After World War II, an influx of returning veterans created housing shortages throughout the country. These shortages led to several housing experiments, including the Lustron Corporation’s efforts to use steel and enameled steel for residential construction of prefabricated homes. Several of the homes were shipped to Arkansas to be built, and one that remained in Little Rock (Pulaski County) until it was demolished in 2019 was listed on the National Register of Historic Places.
Lustron was the brainchild of Swedish-born inventor and engineer Carl Strandlund, who met in Washington DC with Wilson Wyatt of the Veterans Emergency Housing Program in 1946. Once the plans for the Lustron house were developed, Strandlund commissioned architects Morris H. Beckman and Roy Burton Blass to design the prototype house, which was named the “Esquire.” Beckman and Blass’s prototype had a flexible interior, and they chose a simple, easily adaptable ranch style to give the house a broad potential market.
Once the feasibility of constructing the house was shown, it was necessary to find a factory for its production. Strandlund chose the Curtiss-Wright plant in Columbus, Ohio, and set up the Lustron Corporation on October 31, 1947. To help sell Lustrons, model homes were erected in cities around the country. The first model home went on display in New York City in April 1948, and others were erected in Milwaukee, Wisconsin; Washington DC; Chicago, Illinois; Detroit, Michigan; St. Louis, Missouri; and Indianapolis, Indiana.
By late 1948, Strandlund claimed that Lustron had 20,000 firm orders, and he touted a production goal of 45,000 houses for 1949. The first home design offered by Lustron was designated the “Westchester,” which was similar to the prototype “Esquire.” The two-bedroom Westchester Deluxe model became Lustron’s best seller. Some criticism arose regarding the look of the homes, although little of it was from homeowners. During Senate hearings on Lustron, Senator J. William Fulbright of Arkansas stated: “I have only seen one of them, but it sort of reminds you of a bathtub.”
One of the largest obstacles in the process of constructing a Lustron house was shipping the materials to the site. The company’s engineers came up with the solution of loading all of the components onto a single flat-bed trailer, allowing the walls and roof trusses to form the perimeter of the trailer while the other components were loaded in the center.
The cost for a Lustron home depended on the company’s price structure, which was based on geographic zones. Arkansas fell in Lustron’s Zones 17–27, which meant that prices went from $4,590 for a Newport Model 023 up to $7,212 for a three-bedroom Westchester Deluxe.
Mass production of Lustron houses began on February 25, 1949. Production numbers continued to climb but never reached the levels that Lustron wanted. In the first twelve months of production, 1,250 houses were manufactured.

### Rows
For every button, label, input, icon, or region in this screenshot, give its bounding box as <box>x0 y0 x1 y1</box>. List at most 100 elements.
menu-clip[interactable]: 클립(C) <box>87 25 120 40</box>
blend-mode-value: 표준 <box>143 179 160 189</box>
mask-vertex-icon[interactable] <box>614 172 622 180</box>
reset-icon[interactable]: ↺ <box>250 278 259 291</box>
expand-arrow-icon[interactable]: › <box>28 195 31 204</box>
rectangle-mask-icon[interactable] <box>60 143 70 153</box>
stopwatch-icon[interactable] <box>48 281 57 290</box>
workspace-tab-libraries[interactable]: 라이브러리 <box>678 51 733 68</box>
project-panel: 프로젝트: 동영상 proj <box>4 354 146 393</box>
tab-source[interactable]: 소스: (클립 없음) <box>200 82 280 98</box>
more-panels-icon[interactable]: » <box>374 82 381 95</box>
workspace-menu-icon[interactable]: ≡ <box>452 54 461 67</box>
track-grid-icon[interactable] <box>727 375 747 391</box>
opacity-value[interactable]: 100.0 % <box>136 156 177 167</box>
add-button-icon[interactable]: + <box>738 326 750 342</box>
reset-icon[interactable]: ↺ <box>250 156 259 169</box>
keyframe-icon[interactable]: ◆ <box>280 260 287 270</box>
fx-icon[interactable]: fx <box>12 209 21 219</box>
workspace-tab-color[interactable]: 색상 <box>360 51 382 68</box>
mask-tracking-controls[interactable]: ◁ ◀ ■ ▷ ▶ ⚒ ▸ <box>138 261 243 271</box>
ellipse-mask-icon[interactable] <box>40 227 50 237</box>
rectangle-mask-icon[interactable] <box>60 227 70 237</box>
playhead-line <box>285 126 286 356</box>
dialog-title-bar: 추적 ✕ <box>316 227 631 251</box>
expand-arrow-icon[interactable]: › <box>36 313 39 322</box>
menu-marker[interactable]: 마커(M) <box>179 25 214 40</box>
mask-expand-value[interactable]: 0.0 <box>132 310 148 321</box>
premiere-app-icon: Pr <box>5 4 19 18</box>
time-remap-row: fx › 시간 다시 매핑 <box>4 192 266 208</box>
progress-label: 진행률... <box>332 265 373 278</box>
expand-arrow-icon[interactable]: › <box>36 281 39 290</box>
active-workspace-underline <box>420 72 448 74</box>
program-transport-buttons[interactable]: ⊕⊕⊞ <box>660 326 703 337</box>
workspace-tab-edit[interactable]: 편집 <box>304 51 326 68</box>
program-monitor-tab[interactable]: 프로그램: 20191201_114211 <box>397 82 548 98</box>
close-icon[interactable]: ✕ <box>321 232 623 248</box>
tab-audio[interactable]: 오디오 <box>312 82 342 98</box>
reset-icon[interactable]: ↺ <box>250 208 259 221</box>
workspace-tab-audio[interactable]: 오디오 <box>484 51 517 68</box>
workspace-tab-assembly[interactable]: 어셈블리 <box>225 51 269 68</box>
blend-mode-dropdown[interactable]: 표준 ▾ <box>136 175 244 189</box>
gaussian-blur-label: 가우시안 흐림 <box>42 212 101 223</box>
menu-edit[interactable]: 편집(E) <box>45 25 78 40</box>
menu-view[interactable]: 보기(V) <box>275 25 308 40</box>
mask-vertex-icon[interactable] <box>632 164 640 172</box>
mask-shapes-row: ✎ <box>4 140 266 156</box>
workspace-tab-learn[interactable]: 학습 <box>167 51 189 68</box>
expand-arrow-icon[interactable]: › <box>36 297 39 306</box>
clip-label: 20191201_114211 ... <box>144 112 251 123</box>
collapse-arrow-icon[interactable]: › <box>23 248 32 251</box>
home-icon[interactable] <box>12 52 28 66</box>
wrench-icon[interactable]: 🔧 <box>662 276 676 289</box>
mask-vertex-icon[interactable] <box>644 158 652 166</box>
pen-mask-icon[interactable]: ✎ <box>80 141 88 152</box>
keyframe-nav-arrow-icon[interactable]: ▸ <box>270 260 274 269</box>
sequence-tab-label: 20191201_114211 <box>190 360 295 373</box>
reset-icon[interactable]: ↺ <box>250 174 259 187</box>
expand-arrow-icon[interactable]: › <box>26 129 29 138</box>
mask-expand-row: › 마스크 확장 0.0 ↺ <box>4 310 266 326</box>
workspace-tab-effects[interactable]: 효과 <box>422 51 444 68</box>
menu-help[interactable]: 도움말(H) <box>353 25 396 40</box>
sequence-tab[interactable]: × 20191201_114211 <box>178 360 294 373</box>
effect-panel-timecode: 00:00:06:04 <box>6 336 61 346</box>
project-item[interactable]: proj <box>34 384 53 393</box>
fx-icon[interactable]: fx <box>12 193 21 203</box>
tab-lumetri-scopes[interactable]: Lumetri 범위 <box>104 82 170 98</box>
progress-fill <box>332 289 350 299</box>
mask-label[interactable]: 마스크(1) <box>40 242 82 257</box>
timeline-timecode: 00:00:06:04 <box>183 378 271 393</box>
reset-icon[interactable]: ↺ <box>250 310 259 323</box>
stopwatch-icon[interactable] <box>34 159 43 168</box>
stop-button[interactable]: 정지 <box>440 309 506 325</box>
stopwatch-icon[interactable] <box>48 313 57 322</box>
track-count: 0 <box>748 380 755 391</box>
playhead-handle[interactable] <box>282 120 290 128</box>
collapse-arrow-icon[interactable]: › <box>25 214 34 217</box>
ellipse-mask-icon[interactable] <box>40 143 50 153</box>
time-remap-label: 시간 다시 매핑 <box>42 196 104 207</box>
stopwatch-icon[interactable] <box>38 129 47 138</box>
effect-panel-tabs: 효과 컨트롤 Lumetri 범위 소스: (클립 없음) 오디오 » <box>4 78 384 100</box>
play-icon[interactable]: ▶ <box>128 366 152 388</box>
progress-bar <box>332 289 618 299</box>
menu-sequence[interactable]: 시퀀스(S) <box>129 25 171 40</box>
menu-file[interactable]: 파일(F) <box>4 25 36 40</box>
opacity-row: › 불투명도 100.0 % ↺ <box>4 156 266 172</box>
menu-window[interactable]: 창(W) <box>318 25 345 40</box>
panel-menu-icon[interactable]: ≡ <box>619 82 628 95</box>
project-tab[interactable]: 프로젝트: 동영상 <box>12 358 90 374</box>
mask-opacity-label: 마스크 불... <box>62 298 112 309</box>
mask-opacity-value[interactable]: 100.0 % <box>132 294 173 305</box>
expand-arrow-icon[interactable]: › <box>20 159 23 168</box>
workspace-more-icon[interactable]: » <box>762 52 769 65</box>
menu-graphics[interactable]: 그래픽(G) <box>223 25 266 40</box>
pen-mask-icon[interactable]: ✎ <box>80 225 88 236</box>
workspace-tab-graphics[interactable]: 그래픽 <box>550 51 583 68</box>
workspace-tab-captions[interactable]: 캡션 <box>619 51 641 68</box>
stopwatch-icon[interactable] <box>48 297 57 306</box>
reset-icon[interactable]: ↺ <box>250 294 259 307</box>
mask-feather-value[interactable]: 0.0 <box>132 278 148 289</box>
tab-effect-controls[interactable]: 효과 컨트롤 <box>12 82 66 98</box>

### Task description
In the text on Lustron houses, retype the stretch from "After World War" through "of Historic Places." word for word.

### Correct result
After World War II, an influx of returning veterans created housing shortages throughout the country. These shortages led to several housing experiments, including the Lustron Corporation’s efforts to use steel and enameled steel for residential construction of prefabricated homes. Several of the homes were shipped to Arkansas to be built, and one that remained in Little Rock (Pulaski County) until it was demolished in 2019 was listed on the National Register of Historic Places.